- Given request: Convert the listing below into a Markdown table with two columns, Row and Line. Number the rows, leave out blank lines, and omit the pictures.

--- start Supplied material ---

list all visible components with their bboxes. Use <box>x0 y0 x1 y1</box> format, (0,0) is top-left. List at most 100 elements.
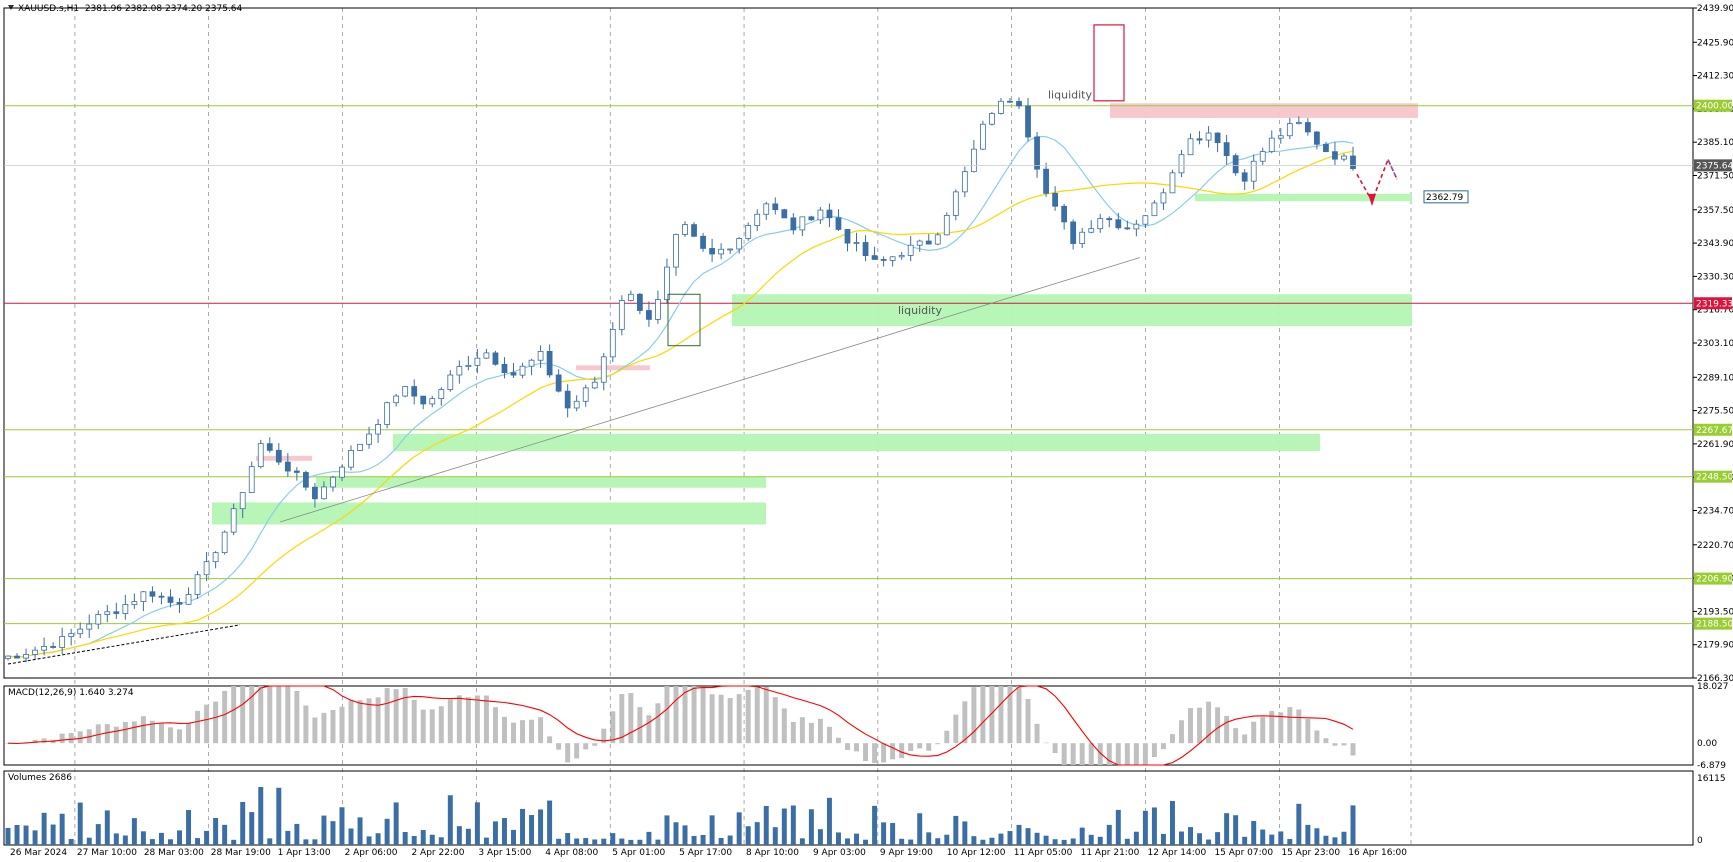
candle <box>420 395 427 405</box>
volume-bar <box>149 839 155 845</box>
volume-bar <box>1323 835 1329 845</box>
candle <box>889 256 896 261</box>
volume-bar <box>1314 828 1320 845</box>
macd-histogram-bar <box>1215 707 1221 744</box>
volume-bar <box>1251 820 1257 845</box>
macd-histogram-bar <box>935 743 941 745</box>
macd-histogram-bar <box>483 695 489 744</box>
volume-bar <box>276 787 282 845</box>
candle <box>1277 135 1284 139</box>
macd-histogram-bar <box>691 686 697 744</box>
macd-histogram-bar <box>953 714 959 744</box>
macd-histogram-bar <box>854 743 860 752</box>
volume-bar <box>1350 805 1356 845</box>
macd-histogram-bar <box>980 686 986 744</box>
macd-histogram-bar <box>727 698 733 744</box>
volume-bar <box>339 807 345 845</box>
candle <box>1151 202 1158 217</box>
candle <box>68 633 75 637</box>
candle <box>700 235 706 249</box>
candle <box>1314 131 1320 145</box>
candle <box>1341 155 1347 160</box>
volume-bar <box>854 833 860 845</box>
level-price-label: 2248.50 <box>1696 473 1733 483</box>
candle <box>871 255 878 260</box>
volume-bar <box>610 833 616 845</box>
candle <box>1160 192 1167 204</box>
macd-histogram-bar <box>1197 707 1203 744</box>
volume-bar <box>447 795 453 845</box>
volume-bar <box>1305 824 1311 845</box>
macd-histogram-bar <box>1106 743 1112 765</box>
volume-bar <box>267 838 273 845</box>
volume-bar <box>1052 839 1058 845</box>
macd-histogram-bar <box>429 709 435 744</box>
macd-histogram-bar <box>574 743 580 759</box>
volume-bar <box>231 839 237 845</box>
candle <box>1241 172 1248 182</box>
volume-bar <box>709 815 715 845</box>
candle <box>312 486 318 500</box>
volume-bar <box>41 812 47 845</box>
macd-histogram-bar <box>826 726 832 744</box>
x-tick-label: 15 Apr 07:00 <box>1214 848 1273 858</box>
macd-histogram-bar <box>339 706 345 744</box>
volume-bar <box>781 808 787 845</box>
macd-histogram-bar <box>872 743 878 763</box>
level-price-tag <box>1694 297 1732 310</box>
candle <box>176 602 183 605</box>
volume-bar <box>745 826 751 845</box>
macd-histogram-bar <box>1124 743 1130 765</box>
volume-bar <box>1341 831 1347 845</box>
candle <box>772 203 779 211</box>
price-zone <box>393 433 1320 451</box>
volume-bar <box>411 836 417 845</box>
candle <box>673 234 679 268</box>
macd-histogram-bar <box>673 686 679 744</box>
candle <box>50 646 57 648</box>
volume-bar <box>817 829 823 845</box>
volume-bar <box>465 828 471 845</box>
volume-bar <box>520 808 526 845</box>
volume-bar <box>547 800 553 845</box>
candle <box>212 552 219 563</box>
candle <box>1323 143 1329 153</box>
candle <box>907 244 914 256</box>
macd-histogram-bar <box>59 733 65 744</box>
candle <box>203 561 210 576</box>
macd-histogram-bar <box>556 743 562 750</box>
volume-bar <box>474 802 480 845</box>
macd-histogram-bar <box>1314 730 1320 744</box>
macd-histogram-bar <box>1323 738 1329 744</box>
candle <box>961 171 968 193</box>
candle <box>393 395 400 404</box>
y-tick-label: 2179.90 <box>1697 641 1733 651</box>
support-trendline <box>279 257 1141 523</box>
candle <box>1097 218 1104 230</box>
candle <box>1332 151 1338 160</box>
macd-histogram-bar <box>501 716 507 744</box>
macd-histogram-bar <box>520 720 526 744</box>
candle <box>447 374 454 390</box>
candle <box>627 293 634 301</box>
volume-bar <box>501 818 507 845</box>
macd-histogram-bar <box>637 707 643 744</box>
volume-bar <box>177 830 182 845</box>
candle <box>691 224 697 237</box>
candle <box>1025 105 1031 138</box>
volume-bar <box>1106 824 1112 845</box>
macd-histogram-bar <box>1296 709 1302 744</box>
volume-bar <box>700 834 706 845</box>
macd-histogram-bar <box>863 743 869 762</box>
volume-bar <box>601 838 607 845</box>
volume-bar <box>131 818 137 845</box>
candle <box>266 443 273 451</box>
candle <box>293 470 300 473</box>
macd-histogram-bar <box>1305 719 1311 744</box>
volume-bar <box>32 830 38 845</box>
liquidity-annotation-top: liquidity <box>1048 88 1092 101</box>
candle <box>1007 100 1013 103</box>
volume-bar <box>1242 836 1248 845</box>
x-tick-label: 5 Apr 01:00 <box>612 848 665 858</box>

--- end Supplied material ---

- Correct answer:
| Row | Line |
|---|---|
| 1 | list all visible components with their bboxes. Use <box>x0 y0 x1 y1</box> format, (0,0) is top-left. List at most 100 elements. |
| 2 | candle <box>420 395 427 405</box> |
| 3 | volume-bar <box>149 839 155 845</box> |
| 4 | volume-bar <box>1323 835 1329 845</box> |
| 5 | candle <box>889 256 896 261</box> |
| 6 | volume-bar <box>1314 828 1320 845</box> |
| 7 | macd-histogram-bar <box>1215 707 1221 744</box> |
| 8 | volume-bar <box>1251 820 1257 845</box> |
| 9 | macd-histogram-bar <box>935 743 941 745</box> |
| 10 | macd-histogram-bar <box>483 695 489 744</box> |
| 11 | volume-bar <box>276 787 282 845</box> |
| 12 | candle <box>1277 135 1284 139</box> |
| 13 | macd-histogram-bar <box>691 686 697 744</box> |
| 14 | macd-histogram-bar <box>953 714 959 744</box> |
| 15 | macd-histogram-bar <box>854 743 860 752</box> |
| 16 | volume-bar <box>1350 805 1356 845</box> |
| 17 | macd-histogram-bar <box>980 686 986 744</box> |
| 18 | macd-histogram-bar <box>727 698 733 744</box> |
| 19 | volume-bar <box>339 807 345 845</box> |
| 20 | candle <box>1151 202 1158 217</box> |
| 21 | candle <box>68 633 75 637</box> |
| 22 | candle <box>700 235 706 249</box> |
| 23 | candle <box>1314 131 1320 145</box> |
| 24 | candle <box>1341 155 1347 160</box> |
| 25 | volume-bar <box>854 833 860 845</box> |
| 26 | level-price-label: 2248.50 <box>1696 473 1733 483</box> |
| 27 | candle <box>871 255 878 260</box> |
| 28 | volume-bar <box>610 833 616 845</box> |
| 29 | candle <box>1160 192 1167 204</box> |
| 30 | macd-histogram-bar <box>1197 707 1203 744</box> |
| 31 | volume-bar <box>447 795 453 845</box> |
| 32 | volume-bar <box>1305 824 1311 845</box> |
| 33 | macd-histogram-bar <box>1106 743 1112 765</box> |
| 34 | volume-bar <box>267 838 273 845</box> |
| 35 | volume-bar <box>1052 839 1058 845</box> |
| 36 | macd-histogram-bar <box>429 709 435 744</box> |
| 37 | macd-histogram-bar <box>574 743 580 759</box> |
| 38 | volume-bar <box>231 839 237 845</box> |
| 39 | candle <box>1241 172 1248 182</box> |
| 40 | volume-bar <box>709 815 715 845</box> |
| 41 | candle <box>312 486 318 500</box> |
| 42 | volume-bar <box>41 812 47 845</box> |
| 43 | macd-histogram-bar <box>826 726 832 744</box> |
| 44 | x-tick-label: 15 Apr 07:00 <box>1214 848 1273 858</box> |
| 45 | macd-histogram-bar <box>339 706 345 744</box> |
| 46 | volume-bar <box>781 808 787 845</box> |
| 47 | macd-histogram-bar <box>872 743 878 763</box> |
| 48 | level-price-tag <box>1694 297 1732 310</box> |
| 49 | candle <box>176 602 183 605</box> |
| 50 | volume-bar <box>745 826 751 845</box> |
| 51 | macd-histogram-bar <box>1124 743 1130 765</box> |
| 52 | volume-bar <box>1341 831 1347 845</box> |
| 53 | candle <box>772 203 779 211</box> |
| 54 | price-zone <box>393 433 1320 451</box> |
| 55 | volume-bar <box>411 836 417 845</box> |
| 56 | candle <box>673 234 679 268</box> |
| 57 | macd-histogram-bar <box>673 686 679 744</box> |
| 58 | candle <box>50 646 57 648</box> |
| 59 | volume-bar <box>817 829 823 845</box> |
| 60 | volume-bar <box>465 828 471 845</box> |
| 61 | volume-bar <box>520 808 526 845</box> |
| 62 | volume-bar <box>547 800 553 845</box> |
| 63 | candle <box>212 552 219 563</box> |
| 64 | candle <box>1323 143 1329 153</box> |
| 65 | candle <box>907 244 914 256</box> |
| 66 | macd-histogram-bar <box>59 733 65 744</box> |
| 67 | candle <box>203 561 210 576</box> |
| 68 | macd-histogram-bar <box>556 743 562 750</box> |
| 69 | volume-bar <box>474 802 480 845</box> |
| 70 | macd-histogram-bar <box>1314 730 1320 744</box> |
| 71 | macd-histogram-bar <box>1323 738 1329 744</box> |
| 72 | candle <box>961 171 968 193</box> |
| 73 | candle <box>393 395 400 404</box> |
| 74 | y-tick-label: 2179.90 <box>1697 641 1733 651</box> |
| 75 | support-trendline <box>279 257 1141 523</box> |
| 76 | candle <box>1097 218 1104 230</box> |
| 77 | candle <box>1332 151 1338 160</box> |
| 78 | macd-histogram-bar <box>501 716 507 744</box> |
| 79 | macd-histogram-bar <box>520 720 526 744</box> |
| 80 | candle <box>447 374 454 390</box> |
| 81 | candle <box>627 293 634 301</box> |
| 82 | volume-bar <box>501 818 507 845</box> |
| 83 | macd-histogram-bar <box>637 707 643 744</box> |
| 84 | volume-bar <box>177 830 182 845</box> |
| 85 | candle <box>691 224 697 237</box> |
| 86 | candle <box>1025 105 1031 138</box> |
| 87 | volume-bar <box>1106 824 1112 845</box> |
| 88 | macd-histogram-bar <box>1296 709 1302 744</box> |
| 89 | volume-bar <box>700 834 706 845</box> |
| 90 | macd-histogram-bar <box>863 743 869 762</box> |
| 91 | volume-bar <box>601 838 607 845</box> |
| 92 | volume-bar <box>131 818 137 845</box> |
| 93 | candle <box>266 443 273 451</box> |
| 94 | candle <box>293 470 300 473</box> |
| 95 | macd-histogram-bar <box>1305 719 1311 744</box> |
| 96 | volume-bar <box>32 830 38 845</box> |
| 97 | liquidity-annotation-top: liquidity <box>1048 88 1092 101</box> |
| 98 | candle <box>1007 100 1013 103</box> |
| 99 | volume-bar <box>1242 836 1248 845</box> |
| 100 | x-tick-label: 5 Apr 01:00 <box>612 848 665 858</box> |